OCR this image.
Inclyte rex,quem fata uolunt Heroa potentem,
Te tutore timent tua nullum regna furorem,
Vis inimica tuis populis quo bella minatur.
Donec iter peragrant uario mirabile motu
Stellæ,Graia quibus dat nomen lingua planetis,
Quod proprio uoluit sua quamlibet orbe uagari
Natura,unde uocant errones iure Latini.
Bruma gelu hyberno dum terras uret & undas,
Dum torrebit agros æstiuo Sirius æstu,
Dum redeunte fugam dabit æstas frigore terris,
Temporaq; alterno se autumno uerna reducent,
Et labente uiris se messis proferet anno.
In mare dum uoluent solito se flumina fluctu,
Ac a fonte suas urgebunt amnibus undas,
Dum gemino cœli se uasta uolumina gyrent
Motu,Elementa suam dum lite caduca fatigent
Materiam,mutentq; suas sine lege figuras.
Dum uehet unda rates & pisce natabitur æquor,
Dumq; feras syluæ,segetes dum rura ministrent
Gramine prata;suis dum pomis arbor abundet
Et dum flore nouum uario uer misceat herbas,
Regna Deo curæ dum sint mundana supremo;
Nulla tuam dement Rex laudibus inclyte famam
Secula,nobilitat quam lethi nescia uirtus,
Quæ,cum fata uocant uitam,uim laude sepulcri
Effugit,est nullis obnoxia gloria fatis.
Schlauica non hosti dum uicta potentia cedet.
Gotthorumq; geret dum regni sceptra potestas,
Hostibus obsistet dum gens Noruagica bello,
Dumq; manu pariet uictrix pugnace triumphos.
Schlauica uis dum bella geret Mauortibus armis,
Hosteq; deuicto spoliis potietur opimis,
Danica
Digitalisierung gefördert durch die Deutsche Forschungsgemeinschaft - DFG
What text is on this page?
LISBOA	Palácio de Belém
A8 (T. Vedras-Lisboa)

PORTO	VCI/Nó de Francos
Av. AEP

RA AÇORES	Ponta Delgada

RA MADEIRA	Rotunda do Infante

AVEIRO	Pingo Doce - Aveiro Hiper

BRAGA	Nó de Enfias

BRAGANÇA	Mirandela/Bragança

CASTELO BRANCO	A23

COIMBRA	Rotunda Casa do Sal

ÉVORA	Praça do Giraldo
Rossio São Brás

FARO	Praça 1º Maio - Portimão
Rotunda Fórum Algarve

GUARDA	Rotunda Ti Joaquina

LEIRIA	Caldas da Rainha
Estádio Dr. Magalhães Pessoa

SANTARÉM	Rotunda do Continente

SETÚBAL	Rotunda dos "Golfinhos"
● ● ● ● ●
**The problem**
Copy each line of the data above without altering a single character.

**Response to this exercise**
OCR this image.
Inclyte rex,quem fata uolunt Heroa potentem,
Te tutore timent tua nullum regna furorem,
Vis inimica tuis populis quo bella minatur.
Donec iter peragrant uario mirabile motu
Stellæ,Graia quibus dat nomen lingua planetis,
Quod proprio uoluit sua quamlibet orbe uagari
Natura,unde uocant errones iure Latini.
Bruma gelu hyberno dum terras uret & undas,
Dum torrebit agros æstiuo Sirius æstu,
Dum redeunte fugam dabit æstas frigore terris,
Temporaq; alterno se autumno uerna reducent,
Et labente uiris se messis proferet anno.
In mare dum uoluent solito se flumina fluctu,
Ac a fonte suas urgebunt amnibus undas,
Dum gemino cœli se uasta uolumina gyrent
Motu,Elementa suam dum lite caduca fatigent
Materiam,mutentq; suas sine lege figuras.
Dum uehet unda rates & pisce natabitur æquor,
Dumq; feras syluæ,segetes dum rura ministrent
Gramine prata;suis dum pomis arbor abundet
Et dum flore nouum uario uer misceat herbas,
Regna Deo curæ dum sint mundana supremo;
Nulla tuam dement Rex laudibus inclyte famam
Secula,nobilitat quam lethi nescia uirtus,
Quæ,cum fata uocant uitam,uim laude sepulcri
Effugit,est nullis obnoxia gloria fatis.
Schlauica non hosti dum uicta potentia cedet.
Gotthorumq; geret dum regni sceptra potestas,
Hostibus obsistet dum gens Noruagica bello,
Dumq; manu pariet uictrix pugnace triumphos.
Schlauica uis dum bella geret Mauortibus armis,
Hosteq; deuicto spoliis potietur opimis,
Danica
Digitalisierung gefördert durch die Deutsche Forschungsgemeinschaft - DFG
What text is on this page?
LISBOA	Palácio de Belém
A8 (T. Vedras-Lisboa)

PORTO	VCI/Nó de Francos
Av. AEP

RA AÇORES	Ponta Delgada

RA MADEIRA	Rotunda do Infante

AVEIRO	Pingo Doce - Aveiro Hiper

BRAGA	Nó de Enfias

BRAGANÇA	Mirandela/Bragança

CASTELO BRANCO	A23

COIMBRA	Rotunda Casa do Sal

ÉVORA	Praça do Giraldo
Rossio São Brás

FARO	Praça 1º Maio - Portimão
Rotunda Fórum Algarve

GUARDA	Rotunda Ti Joaquina

LEIRIA	Caldas da Rainha
Estádio Dr. Magalhães Pessoa

SANTARÉM	Rotunda do Continente

SETÚBAL	Rotunda dos "Golfinhos"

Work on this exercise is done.